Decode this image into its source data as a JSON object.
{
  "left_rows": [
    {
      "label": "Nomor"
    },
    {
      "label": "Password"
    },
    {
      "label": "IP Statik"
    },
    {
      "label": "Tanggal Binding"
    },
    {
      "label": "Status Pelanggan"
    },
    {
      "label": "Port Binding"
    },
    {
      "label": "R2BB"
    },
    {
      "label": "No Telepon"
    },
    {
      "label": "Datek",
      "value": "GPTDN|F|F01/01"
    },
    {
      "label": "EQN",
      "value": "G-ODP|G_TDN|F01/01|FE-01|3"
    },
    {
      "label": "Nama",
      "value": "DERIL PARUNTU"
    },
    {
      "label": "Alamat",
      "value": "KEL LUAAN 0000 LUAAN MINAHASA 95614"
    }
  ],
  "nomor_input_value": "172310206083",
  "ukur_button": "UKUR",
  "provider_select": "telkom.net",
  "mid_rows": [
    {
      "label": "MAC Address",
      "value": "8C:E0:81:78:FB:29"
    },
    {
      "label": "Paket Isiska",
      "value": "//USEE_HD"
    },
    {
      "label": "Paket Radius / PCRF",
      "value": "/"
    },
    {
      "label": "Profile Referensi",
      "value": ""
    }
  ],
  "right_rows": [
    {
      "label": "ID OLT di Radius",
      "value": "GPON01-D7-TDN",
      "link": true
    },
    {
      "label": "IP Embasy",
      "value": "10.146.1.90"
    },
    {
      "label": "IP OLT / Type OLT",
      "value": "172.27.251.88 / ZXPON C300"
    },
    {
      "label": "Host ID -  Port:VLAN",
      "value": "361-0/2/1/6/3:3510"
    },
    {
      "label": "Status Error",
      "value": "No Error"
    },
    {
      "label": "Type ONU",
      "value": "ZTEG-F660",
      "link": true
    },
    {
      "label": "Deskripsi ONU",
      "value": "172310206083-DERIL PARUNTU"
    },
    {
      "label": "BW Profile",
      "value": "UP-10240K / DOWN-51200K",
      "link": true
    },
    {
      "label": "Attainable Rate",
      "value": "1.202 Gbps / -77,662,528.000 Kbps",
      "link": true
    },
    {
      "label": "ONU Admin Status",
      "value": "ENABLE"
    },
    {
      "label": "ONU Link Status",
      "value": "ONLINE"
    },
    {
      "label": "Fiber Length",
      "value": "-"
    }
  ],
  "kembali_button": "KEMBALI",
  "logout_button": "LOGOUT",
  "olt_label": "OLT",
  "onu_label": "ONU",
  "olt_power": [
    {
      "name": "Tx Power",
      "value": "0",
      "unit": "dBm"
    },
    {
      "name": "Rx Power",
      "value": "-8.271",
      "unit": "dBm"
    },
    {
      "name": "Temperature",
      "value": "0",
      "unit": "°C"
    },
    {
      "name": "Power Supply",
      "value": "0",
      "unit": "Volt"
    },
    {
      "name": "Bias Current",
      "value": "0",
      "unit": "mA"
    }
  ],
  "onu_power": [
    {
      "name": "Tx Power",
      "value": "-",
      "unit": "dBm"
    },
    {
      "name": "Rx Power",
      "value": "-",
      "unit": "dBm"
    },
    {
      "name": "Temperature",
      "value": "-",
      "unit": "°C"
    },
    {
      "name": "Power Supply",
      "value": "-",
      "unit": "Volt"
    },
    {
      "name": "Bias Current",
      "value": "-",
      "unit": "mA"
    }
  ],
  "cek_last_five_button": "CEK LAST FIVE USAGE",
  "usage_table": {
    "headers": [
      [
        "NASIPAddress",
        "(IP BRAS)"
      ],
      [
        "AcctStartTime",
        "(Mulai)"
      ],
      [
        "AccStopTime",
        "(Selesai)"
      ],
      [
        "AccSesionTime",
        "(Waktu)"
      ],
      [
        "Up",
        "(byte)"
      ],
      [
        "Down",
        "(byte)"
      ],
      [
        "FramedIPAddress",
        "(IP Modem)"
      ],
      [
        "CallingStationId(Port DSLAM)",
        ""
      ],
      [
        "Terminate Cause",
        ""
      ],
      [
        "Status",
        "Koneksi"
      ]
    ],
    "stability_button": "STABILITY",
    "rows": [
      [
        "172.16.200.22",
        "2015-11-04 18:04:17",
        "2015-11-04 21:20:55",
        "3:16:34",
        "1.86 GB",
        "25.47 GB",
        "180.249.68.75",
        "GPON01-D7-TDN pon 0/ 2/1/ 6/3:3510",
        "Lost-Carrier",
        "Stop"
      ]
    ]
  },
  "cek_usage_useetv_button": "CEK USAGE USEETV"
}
####
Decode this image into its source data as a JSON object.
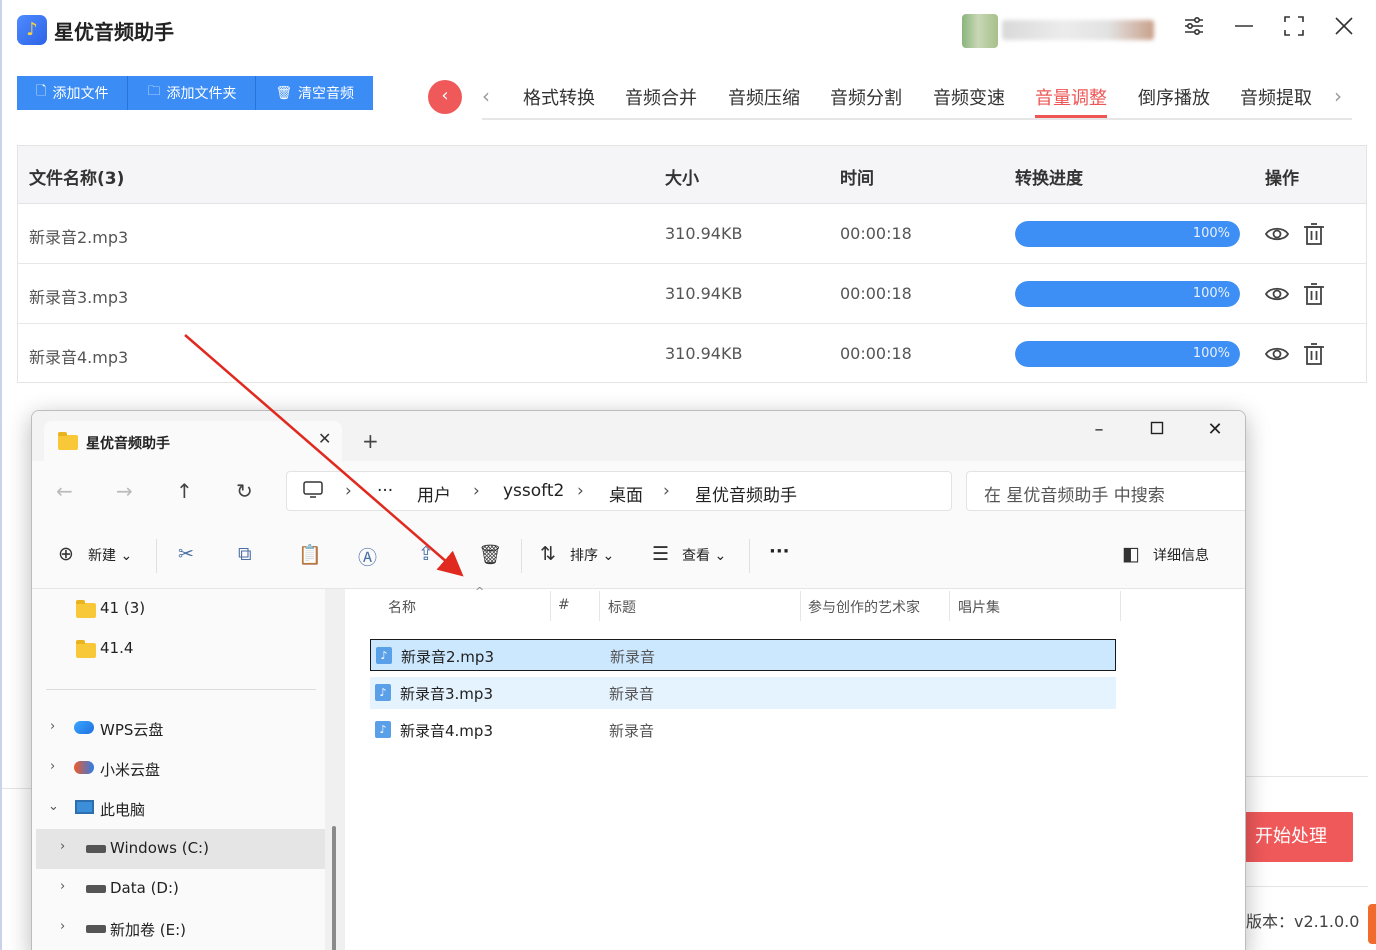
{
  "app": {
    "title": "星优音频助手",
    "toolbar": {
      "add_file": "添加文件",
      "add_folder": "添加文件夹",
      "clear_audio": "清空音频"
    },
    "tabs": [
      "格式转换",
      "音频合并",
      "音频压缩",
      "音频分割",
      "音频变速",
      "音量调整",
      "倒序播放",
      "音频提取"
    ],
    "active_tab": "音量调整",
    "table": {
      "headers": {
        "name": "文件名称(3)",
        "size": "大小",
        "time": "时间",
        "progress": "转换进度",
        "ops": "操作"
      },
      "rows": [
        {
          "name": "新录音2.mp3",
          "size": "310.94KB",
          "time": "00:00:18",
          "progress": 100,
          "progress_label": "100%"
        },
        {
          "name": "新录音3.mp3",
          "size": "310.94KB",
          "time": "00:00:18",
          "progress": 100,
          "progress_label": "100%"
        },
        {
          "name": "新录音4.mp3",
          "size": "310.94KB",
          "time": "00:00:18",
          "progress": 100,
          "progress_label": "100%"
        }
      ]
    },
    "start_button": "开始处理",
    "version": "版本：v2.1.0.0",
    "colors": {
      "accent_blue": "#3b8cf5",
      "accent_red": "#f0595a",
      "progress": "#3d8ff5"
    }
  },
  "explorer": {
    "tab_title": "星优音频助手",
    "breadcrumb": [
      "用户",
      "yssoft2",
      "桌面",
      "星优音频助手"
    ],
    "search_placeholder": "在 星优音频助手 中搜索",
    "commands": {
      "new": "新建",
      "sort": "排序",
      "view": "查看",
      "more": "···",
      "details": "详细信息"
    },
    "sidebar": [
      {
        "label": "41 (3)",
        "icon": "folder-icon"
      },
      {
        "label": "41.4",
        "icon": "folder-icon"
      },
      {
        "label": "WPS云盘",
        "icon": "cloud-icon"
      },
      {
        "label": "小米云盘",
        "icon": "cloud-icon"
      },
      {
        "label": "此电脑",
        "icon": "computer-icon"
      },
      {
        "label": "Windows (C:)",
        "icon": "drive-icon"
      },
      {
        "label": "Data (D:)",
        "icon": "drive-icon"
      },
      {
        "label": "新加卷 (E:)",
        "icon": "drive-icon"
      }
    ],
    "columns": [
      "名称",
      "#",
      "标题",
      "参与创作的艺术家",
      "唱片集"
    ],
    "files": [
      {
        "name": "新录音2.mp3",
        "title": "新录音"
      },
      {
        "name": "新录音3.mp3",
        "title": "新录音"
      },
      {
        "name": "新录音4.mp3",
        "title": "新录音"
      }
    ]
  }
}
####
**Set task:** Filter out every line that lacks the word "Status", and copy the rest.

**Written answer:**
      "label": "Status Pelanggan"
      "label": "Status Error",
      "label": "ONU Admin Status",
      "label": "ONU Link Status",
        "Status",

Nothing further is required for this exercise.